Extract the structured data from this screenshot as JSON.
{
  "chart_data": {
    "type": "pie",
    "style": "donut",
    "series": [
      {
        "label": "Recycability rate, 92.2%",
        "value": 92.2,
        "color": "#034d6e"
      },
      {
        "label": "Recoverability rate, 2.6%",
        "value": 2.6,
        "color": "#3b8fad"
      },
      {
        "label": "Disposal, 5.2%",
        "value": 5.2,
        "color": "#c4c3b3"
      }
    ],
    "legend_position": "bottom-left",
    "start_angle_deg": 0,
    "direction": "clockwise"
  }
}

## REQUIREMENTS
Type out the full listing again, exactly as given.

## EXERCISE RESPONSE
Extract the structured data from this screenshot as JSON.
{
  "chart_data": {
    "type": "pie",
    "style": "donut",
    "series": [
      {
        "label": "Recycability rate, 92.2%",
        "value": 92.2,
        "color": "#034d6e"
      },
      {
        "label": "Recoverability rate, 2.6%",
        "value": 2.6,
        "color": "#3b8fad"
      },
      {
        "label": "Disposal, 5.2%",
        "value": 5.2,
        "color": "#c4c3b3"
      }
    ],
    "legend_position": "bottom-left",
    "start_angle_deg": 0,
    "direction": "clockwise"
  }
}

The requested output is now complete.